**PROBLEM TO WORK ON:** Restate the full set of records exactly, without adding or dropping a word.

**INFORMATION SHOWN:**
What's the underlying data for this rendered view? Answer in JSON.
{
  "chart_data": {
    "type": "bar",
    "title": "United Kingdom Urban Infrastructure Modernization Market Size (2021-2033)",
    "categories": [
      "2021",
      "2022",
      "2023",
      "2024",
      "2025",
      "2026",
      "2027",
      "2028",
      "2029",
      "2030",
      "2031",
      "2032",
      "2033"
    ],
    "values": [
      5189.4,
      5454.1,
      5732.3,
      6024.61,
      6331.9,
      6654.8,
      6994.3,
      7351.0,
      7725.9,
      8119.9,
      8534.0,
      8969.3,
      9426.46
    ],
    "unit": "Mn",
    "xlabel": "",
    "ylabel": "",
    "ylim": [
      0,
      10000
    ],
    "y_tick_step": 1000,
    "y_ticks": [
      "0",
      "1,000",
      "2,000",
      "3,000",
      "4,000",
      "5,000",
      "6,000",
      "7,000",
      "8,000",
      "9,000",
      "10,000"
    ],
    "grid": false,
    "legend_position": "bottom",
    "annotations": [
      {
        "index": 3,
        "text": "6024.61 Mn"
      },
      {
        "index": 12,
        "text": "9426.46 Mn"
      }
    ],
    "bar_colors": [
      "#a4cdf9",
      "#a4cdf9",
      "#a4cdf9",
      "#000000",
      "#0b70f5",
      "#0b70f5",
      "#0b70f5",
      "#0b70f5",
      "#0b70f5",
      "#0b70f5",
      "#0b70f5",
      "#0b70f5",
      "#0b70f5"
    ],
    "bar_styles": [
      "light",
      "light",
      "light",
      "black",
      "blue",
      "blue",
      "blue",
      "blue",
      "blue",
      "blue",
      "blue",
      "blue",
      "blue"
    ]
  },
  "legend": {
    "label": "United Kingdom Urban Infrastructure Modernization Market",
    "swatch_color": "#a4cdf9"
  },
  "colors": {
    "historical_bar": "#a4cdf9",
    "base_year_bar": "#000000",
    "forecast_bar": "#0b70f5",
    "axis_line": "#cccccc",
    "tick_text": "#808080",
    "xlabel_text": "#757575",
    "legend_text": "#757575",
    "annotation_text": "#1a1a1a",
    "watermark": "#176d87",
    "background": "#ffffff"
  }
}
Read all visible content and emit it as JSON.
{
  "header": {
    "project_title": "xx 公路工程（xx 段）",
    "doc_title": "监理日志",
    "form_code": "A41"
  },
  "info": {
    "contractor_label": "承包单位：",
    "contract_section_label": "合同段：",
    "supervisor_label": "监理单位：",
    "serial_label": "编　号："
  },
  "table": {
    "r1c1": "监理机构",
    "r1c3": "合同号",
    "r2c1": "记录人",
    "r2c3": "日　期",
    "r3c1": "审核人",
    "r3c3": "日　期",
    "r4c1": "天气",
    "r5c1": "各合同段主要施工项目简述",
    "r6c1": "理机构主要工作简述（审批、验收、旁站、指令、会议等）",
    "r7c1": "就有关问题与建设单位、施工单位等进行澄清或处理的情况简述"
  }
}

**RESULT OF THE EXERCISE:**
What's the underlying data for this rendered view? Answer in JSON.
{
  "chart_data": {
    "type": "bar",
    "title": "United Kingdom Urban Infrastructure Modernization Market Size (2021-2033)",
    "categories": [
      "2021",
      "2022",
      "2023",
      "2024",
      "2025",
      "2026",
      "2027",
      "2028",
      "2029",
      "2030",
      "2031",
      "2032",
      "2033"
    ],
    "values": [
      5189.4,
      5454.1,
      5732.3,
      6024.61,
      6331.9,
      6654.8,
      6994.3,
      7351.0,
      7725.9,
      8119.9,
      8534.0,
      8969.3,
      9426.46
    ],
    "unit": "Mn",
    "xlabel": "",
    "ylabel": "",
    "ylim": [
      0,
      10000
    ],
    "y_tick_step": 1000,
    "y_ticks": [
      "0",
      "1,000",
      "2,000",
      "3,000",
      "4,000",
      "5,000",
      "6,000",
      "7,000",
      "8,000",
      "9,000",
      "10,000"
    ],
    "grid": false,
    "legend_position": "bottom",
    "annotations": [
      {
        "index": 3,
        "text": "6024.61 Mn"
      },
      {
        "index": 12,
        "text": "9426.46 Mn"
      }
    ],
    "bar_colors": [
      "#a4cdf9",
      "#a4cdf9",
      "#a4cdf9",
      "#000000",
      "#0b70f5",
      "#0b70f5",
      "#0b70f5",
      "#0b70f5",
      "#0b70f5",
      "#0b70f5",
      "#0b70f5",
      "#0b70f5",
      "#0b70f5"
    ],
    "bar_styles": [
      "light",
      "light",
      "light",
      "black",
      "blue",
      "blue",
      "blue",
      "blue",
      "blue",
      "blue",
      "blue",
      "blue",
      "blue"
    ]
  },
  "legend": {
    "label": "United Kingdom Urban Infrastructure Modernization Market",
    "swatch_color": "#a4cdf9"
  },
  "colors": {
    "historical_bar": "#a4cdf9",
    "base_year_bar": "#000000",
    "forecast_bar": "#0b70f5",
    "axis_line": "#cccccc",
    "tick_text": "#808080",
    "xlabel_text": "#757575",
    "legend_text": "#757575",
    "annotation_text": "#1a1a1a",
    "watermark": "#176d87",
    "background": "#ffffff"
  }
}
Read all visible content and emit it as JSON.
{
  "header": {
    "project_title": "xx 公路工程（xx 段）",
    "doc_title": "监理日志",
    "form_code": "A41"
  },
  "info": {
    "contractor_label": "承包单位：",
    "contract_section_label": "合同段：",
    "supervisor_label": "监理单位：",
    "serial_label": "编　号："
  },
  "table": {
    "r1c1": "监理机构",
    "r1c3": "合同号",
    "r2c1": "记录人",
    "r2c3": "日　期",
    "r3c1": "审核人",
    "r3c3": "日　期",
    "r4c1": "天气",
    "r5c1": "各合同段主要施工项目简述",
    "r6c1": "理机构主要工作简述（审批、验收、旁站、指令、会议等）",
    "r7c1": "就有关问题与建设单位、施工单位等进行澄清或处理的情况简述"
  }
}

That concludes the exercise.